Exercise objective: Return every line below in which "recuperación" appears.

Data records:
+ + + +
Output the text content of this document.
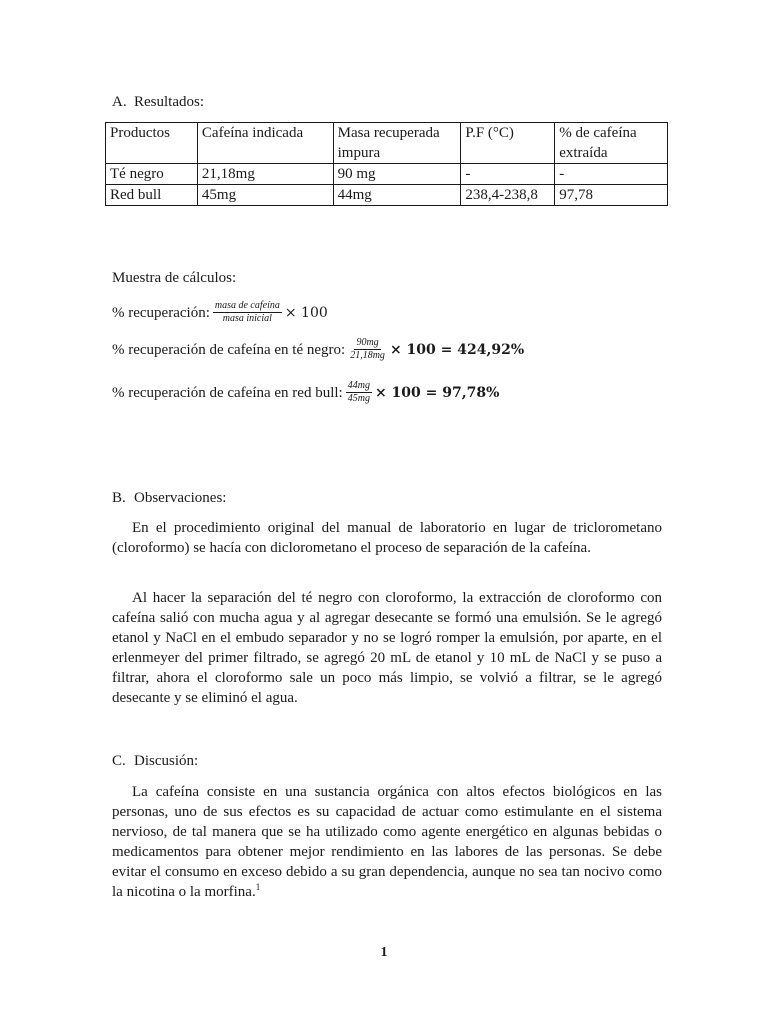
A. Resultados:
Productos	Cafeína indicada	Masa recuperada impura	P.F (°C)	% de cafeína extraída
Té negro	21,18mg	90 mg	-	-
Red bull	45mg	44mg	238,4-238,8	97,78
Muestra de cálculos:
% recuperación: $\frac{\text{masa de cafeína}}{\text{masa inicial}} \times 100$
% recuperación de cafeína en té negro: $\frac{90mg}{21,18mg} \times 100 = 424,92\%$
% recuperación de cafeína en red bull: $\frac{44mg}{45mg} \times 100 = 97,78\%$
B. Observaciones:

En el procedimiento original del manual de laboratorio en lugar de triclorometano (cloroformo) se hacía con diclorometano el proceso de separación de la cafeína.

Al hacer la separación del té negro con cloroformo, la extracción de cloroformo con cafeína salió con mucha agua y al agregar desecante se formó una emulsión. Se le agregó etanol y NaCl en el embudo separador y no se logró romper la emulsión, por aparte, en el erlenmeyer del primer filtrado, se agregó 20 mL de etanol y 10 mL de NaCl y se puso a filtrar, ahora el cloroformo sale un poco más limpio, se volvió a filtrar, se le agregó desecante y se eliminó el agua.

C. Discusión:

La cafeína consiste en una sustancia orgánica con altos efectos biológicos en las personas, uno de sus efectos es su capacidad de actuar como estimulante en el sistema nervioso, de tal manera que se ha utilizado como agente energético en algunas bebidas o medicamentos para obtener mejor rendimiento en las labores de las personas. Se debe evitar el consumo en exceso debido a su gran dependencia, aunque no sea tan nocivo como la nicotina o la morfina.$^1$

1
+ + + +
The completed task:
% recuperación: $\frac{\text{masa de cafeína}}{\text{masa inicial}} \times 100$
% recuperación de cafeína en té negro: $\frac{90mg}{21,18mg} \times 100 = 424,92\%$
% recuperación de cafeína en red bull: $\frac{44mg}{45mg} \times 100 = 97,78\%$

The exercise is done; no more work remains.